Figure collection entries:
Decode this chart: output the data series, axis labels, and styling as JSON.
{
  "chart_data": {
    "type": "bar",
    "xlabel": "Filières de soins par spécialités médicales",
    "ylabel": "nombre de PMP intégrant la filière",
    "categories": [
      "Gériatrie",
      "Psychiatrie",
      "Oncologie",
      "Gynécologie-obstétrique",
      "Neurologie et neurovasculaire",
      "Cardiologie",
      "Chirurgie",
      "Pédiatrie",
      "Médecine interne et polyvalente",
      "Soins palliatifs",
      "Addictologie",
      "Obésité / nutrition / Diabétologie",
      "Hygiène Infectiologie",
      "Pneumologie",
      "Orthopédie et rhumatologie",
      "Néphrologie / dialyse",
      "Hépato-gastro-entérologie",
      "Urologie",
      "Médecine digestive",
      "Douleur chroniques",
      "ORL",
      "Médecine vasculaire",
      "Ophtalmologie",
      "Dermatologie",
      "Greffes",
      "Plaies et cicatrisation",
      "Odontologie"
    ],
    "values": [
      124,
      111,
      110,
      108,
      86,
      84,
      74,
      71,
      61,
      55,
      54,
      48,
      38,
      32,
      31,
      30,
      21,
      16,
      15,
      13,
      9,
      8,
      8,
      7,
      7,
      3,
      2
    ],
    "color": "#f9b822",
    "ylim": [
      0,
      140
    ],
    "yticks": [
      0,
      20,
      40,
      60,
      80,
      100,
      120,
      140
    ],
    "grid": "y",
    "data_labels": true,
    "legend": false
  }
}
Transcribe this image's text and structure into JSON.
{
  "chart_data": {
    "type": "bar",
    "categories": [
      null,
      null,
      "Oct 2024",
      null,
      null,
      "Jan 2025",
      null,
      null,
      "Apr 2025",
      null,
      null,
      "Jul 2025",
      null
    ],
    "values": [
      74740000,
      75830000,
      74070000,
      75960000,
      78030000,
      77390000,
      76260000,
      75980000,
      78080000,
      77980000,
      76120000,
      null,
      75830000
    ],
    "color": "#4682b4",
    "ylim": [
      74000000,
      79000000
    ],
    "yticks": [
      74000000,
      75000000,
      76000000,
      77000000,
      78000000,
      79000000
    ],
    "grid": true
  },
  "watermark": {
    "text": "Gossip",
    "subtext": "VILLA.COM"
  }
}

_SET TASK_:
Set all of the records down again, exactly as they stand.

_RESULT FOR THIS TASK_:
Decode this chart: output the data series, axis labels, and styling as JSON.
{
  "chart_data": {
    "type": "bar",
    "xlabel": "Filières de soins par spécialités médicales",
    "ylabel": "nombre de PMP intégrant la filière",
    "categories": [
      "Gériatrie",
      "Psychiatrie",
      "Oncologie",
      "Gynécologie-obstétrique",
      "Neurologie et neurovasculaire",
      "Cardiologie",
      "Chirurgie",
      "Pédiatrie",
      "Médecine interne et polyvalente",
      "Soins palliatifs",
      "Addictologie",
      "Obésité / nutrition / Diabétologie",
      "Hygiène Infectiologie",
      "Pneumologie",
      "Orthopédie et rhumatologie",
      "Néphrologie / dialyse",
      "Hépato-gastro-entérologie",
      "Urologie",
      "Médecine digestive",
      "Douleur chroniques",
      "ORL",
      "Médecine vasculaire",
      "Ophtalmologie",
      "Dermatologie",
      "Greffes",
      "Plaies et cicatrisation",
      "Odontologie"
    ],
    "values": [
      124,
      111,
      110,
      108,
      86,
      84,
      74,
      71,
      61,
      55,
      54,
      48,
      38,
      32,
      31,
      30,
      21,
      16,
      15,
      13,
      9,
      8,
      8,
      7,
      7,
      3,
      2
    ],
    "color": "#f9b822",
    "ylim": [
      0,
      140
    ],
    "yticks": [
      0,
      20,
      40,
      60,
      80,
      100,
      120,
      140
    ],
    "grid": "y",
    "data_labels": true,
    "legend": false
  }
}
Transcribe this image's text and structure into JSON.
{
  "chart_data": {
    "type": "bar",
    "categories": [
      null,
      null,
      "Oct 2024",
      null,
      null,
      "Jan 2025",
      null,
      null,
      "Apr 2025",
      null,
      null,
      "Jul 2025",
      null
    ],
    "values": [
      74740000,
      75830000,
      74070000,
      75960000,
      78030000,
      77390000,
      76260000,
      75980000,
      78080000,
      77980000,
      76120000,
      null,
      75830000
    ],
    "color": "#4682b4",
    "ylim": [
      74000000,
      79000000
    ],
    "yticks": [
      74000000,
      75000000,
      76000000,
      77000000,
      78000000,
      79000000
    ],
    "grid": true
  },
  "watermark": {
    "text": "Gossip",
    "subtext": "VILLA.COM"
  }
}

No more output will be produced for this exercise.